-- ÉNONCÉ 1 --
D'après l'extrait sur le phishing, à quelle date le premier site de phishing personnalisable a-t-il été identifié ?

====

Un rapport précédent de l’APWG[1] révélait que plus de 80 % des sites de phishing utilisaient des certificats SSL (Secure Socket Layers) ou TLS (Transport Layer Security) autorisant l’utilisation du protocole HTTPS – soit une augmentation de près de 5 % à la fin 2016 – et que 90 % de ces certificats étaient émis par des fournisseurs gratuits, tels que cPanel et Let’s Encrypt.
En outre, l’étude sur le paysage des menaces de phishing (« Phishing Landscape ») réalisée par Interisle en 2022 a signalé la détection de plus d’1,1 million d’attaques de phishing entre avril 2021 et avril 2022, avec plus de 2 000 marques touchées, la majorité des attaques ciblant néanmoins les 10 marques les plus connues. Globalement, 69 % des attaques ont utilisé des noms de domaine enregistrés pour l’occasion, les attaques s’étant majoritairement concentrées sur les nouvelles extensions génériques (nouveaux gTLD). De plus, il semble que les enregistrements abusifs se concentrent auprès d’un nombre restreint de registrars. Près de 41 % des noms de domaine signalés pour le phishing ont été utilisés pour lancer une attaque dans les 14 jours qui ont suivi leur enregistrement, la plupart d’entre eux étant signalés dans les 48 heures.
Les attaques de phishing visent aujourd’hui à dérober des identifiants et à usurper l’identité d’entreprises officielles, mais elles servent également de plus en plus de passerelles pour lancer des attaques par logiciels malveillants et rançongiciels, ce qui entraîne souvent des compromissions sévères des réseaux d’entreprises ainsi que d’autres problèmes de sécurité, comme les attaques contre l’infrastructure DNS (système de noms de domaine).
Les sites de phishing personnalisables
Au centre de nombreuses attaques de phishing se trouve un site frauduleux qui imite l’apparence du site officiel de la marque visée et qui inclut généralement un formulaire de connexion invitant l’utilisateur à saisir des informations sensibles qui, de ce fait, tombent entre les mains du fraudeur. Dans les attaques de phishing classiques, le site imite une marque spécifique, et les cybercriminels envoient des e-mails à un large groupe d’utilisateurs pour les inciter à se rendre sur le site. Cette stratégie part du principe qu’un certain pourcentage de destinataires seront clients de la marque en question et seront donc plus susceptibles d’être bernés.
Toutefois, ces deux dernières années, CSC a vu apparaître un type de site de phishing beaucoup plus ostensible, dont l’apparence est personnalisée dynamiquement pour chaque destinataire, et qui peut donc cibler avec plus de précision un plus large pourcentage de destinataires dans une seule et même campagne.
Le premier site de ce type a été identifié en février 2020 ; il utilisait une URL au format https://[sitefraudeur.com]/[répertoire]/?usr=[chaîne], dans laquelle la partie « chaîne » était constituée d’une série de caractères apparemment aléatoires. Le site semblait cibler l’utilisateur d’une adresse mail d’entreprise particulière liée à un titulaire de marque, cette adresse étant pré-remplie dans le formulaire de connexion de la page. L’arrière-plan du site affichait une version encadrée du site web officiel de l’entreprise, laissant croire à l’utilisateur qu’il se connectait à son propre site d’entreprise. Tout ce contenu semble avoir été codé en dur dans le code HTML du site de phishing.

====

-- ÉNONCÉ 2 --
Convertis les enregistrements ci-dessous en tableau Markdown avec les colonnes Numéro et Contenu, à raison d'une rangée par ligne non vide. N'inclus pas les images dans la réponse.

====

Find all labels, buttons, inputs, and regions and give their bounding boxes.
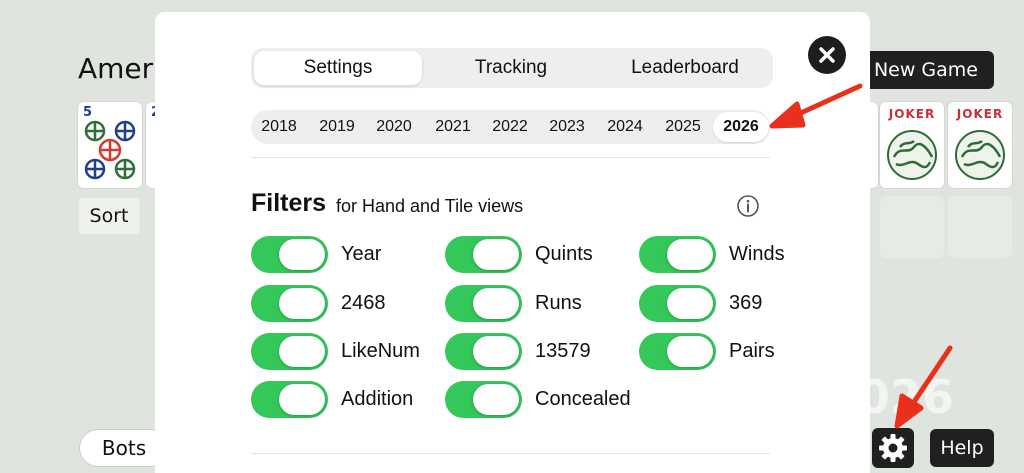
arrow-to-year-2026-head xyxy=(769,101,806,129)
annotation-arrows xyxy=(769,83,953,429)
arrow-to-gear xyxy=(907,345,953,411)
arrow-to-year-2026 xyxy=(789,83,863,120)
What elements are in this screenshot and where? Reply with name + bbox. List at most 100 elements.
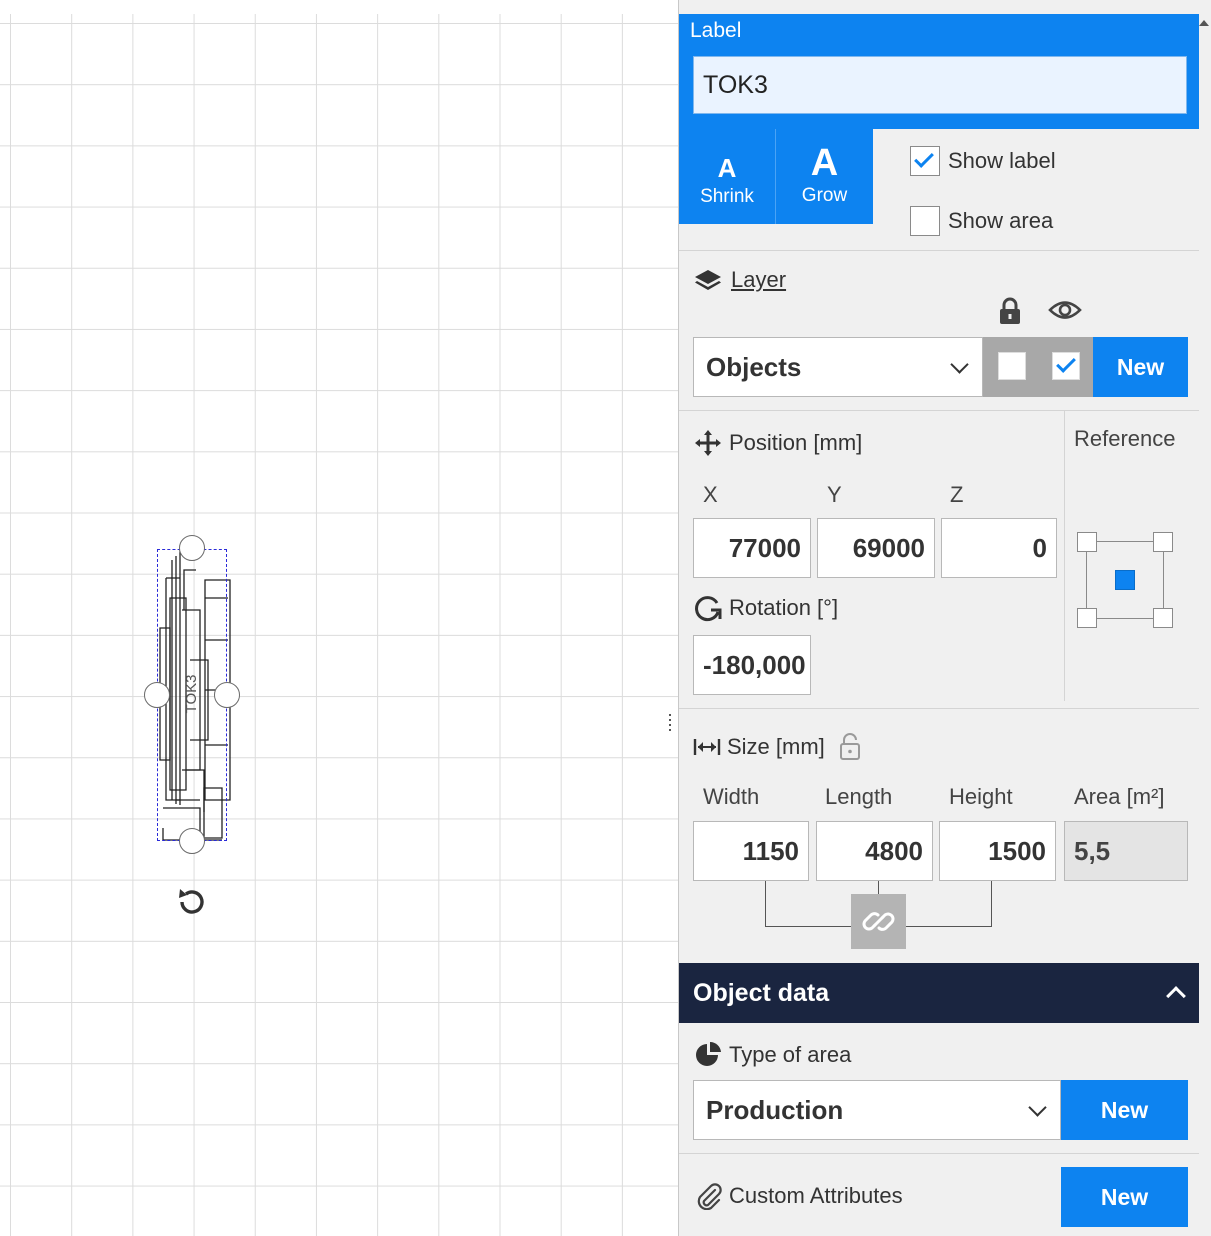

====

-- SOLUTION COMPLÈTE 1 --
En février 2020.

-- SOLUTION COMPLÈTE 2 --
| Numéro | Contenu |
|---|---|
| 1 | Find all labels, buttons, inputs, and regions and give their bounding boxes. |
| 2 | arrow-to-year-2026-head xyxy=(769,101,806,129) |
| 3 | annotation-arrows xyxy=(769,83,953,429) |
| 4 | arrow-to-gear xyxy=(907,345,953,411) |
| 5 | arrow-to-year-2026 xyxy=(789,83,863,120) |
| 6 | What elements are in this screenshot and where? Reply with name + bbox. List at most 100 elements. |